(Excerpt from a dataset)
────────────────────────────────────────

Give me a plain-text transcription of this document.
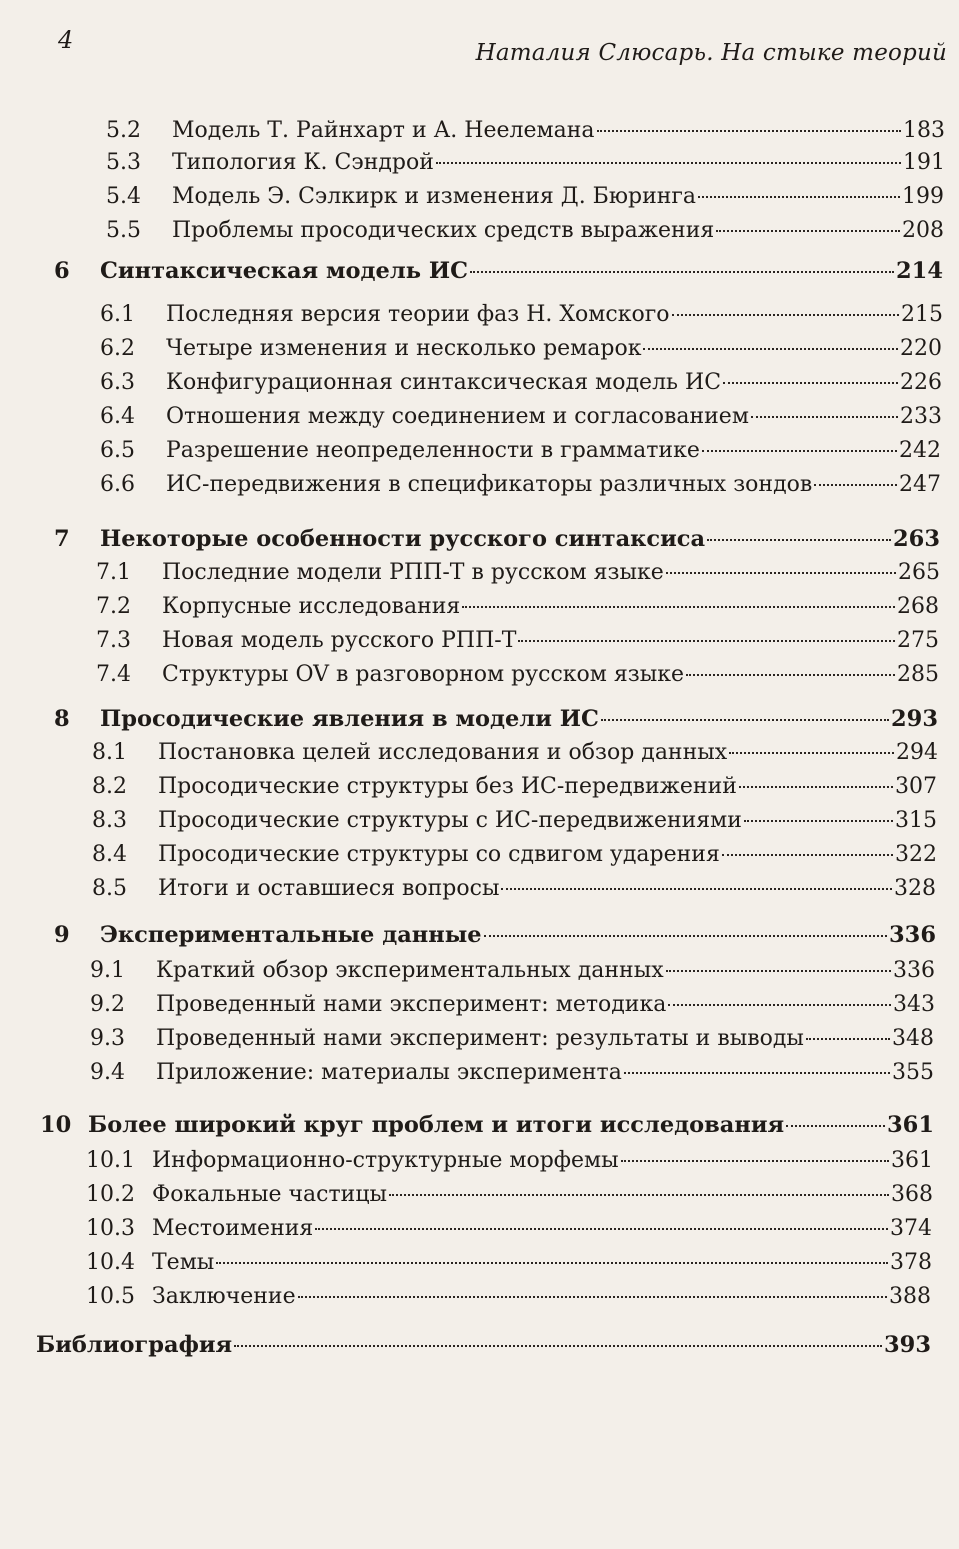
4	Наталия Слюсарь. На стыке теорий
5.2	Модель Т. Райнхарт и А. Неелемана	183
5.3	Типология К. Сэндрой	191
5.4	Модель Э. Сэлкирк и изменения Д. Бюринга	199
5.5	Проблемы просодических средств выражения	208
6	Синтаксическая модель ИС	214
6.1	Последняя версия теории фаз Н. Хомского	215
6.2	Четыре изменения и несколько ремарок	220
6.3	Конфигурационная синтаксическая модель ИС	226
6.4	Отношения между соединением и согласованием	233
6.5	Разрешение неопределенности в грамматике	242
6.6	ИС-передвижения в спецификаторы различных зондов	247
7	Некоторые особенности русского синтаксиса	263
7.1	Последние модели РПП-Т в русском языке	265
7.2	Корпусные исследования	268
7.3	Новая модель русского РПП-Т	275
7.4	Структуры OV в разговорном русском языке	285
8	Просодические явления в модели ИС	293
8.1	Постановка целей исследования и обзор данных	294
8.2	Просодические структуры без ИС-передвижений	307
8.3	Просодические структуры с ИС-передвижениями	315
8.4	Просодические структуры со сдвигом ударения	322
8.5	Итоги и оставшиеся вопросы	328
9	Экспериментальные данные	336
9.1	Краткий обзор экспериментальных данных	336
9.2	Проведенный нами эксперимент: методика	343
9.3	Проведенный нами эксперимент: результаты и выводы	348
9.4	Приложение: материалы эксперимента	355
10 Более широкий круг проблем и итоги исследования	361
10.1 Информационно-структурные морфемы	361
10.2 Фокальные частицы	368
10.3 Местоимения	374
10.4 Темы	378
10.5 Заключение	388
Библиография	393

────────────────────────────────────────

_PROBLEM DETAILS_.
Go through the material above and count the lines that contain "модели"; give that number alone.

_THE OUTPUT_.
2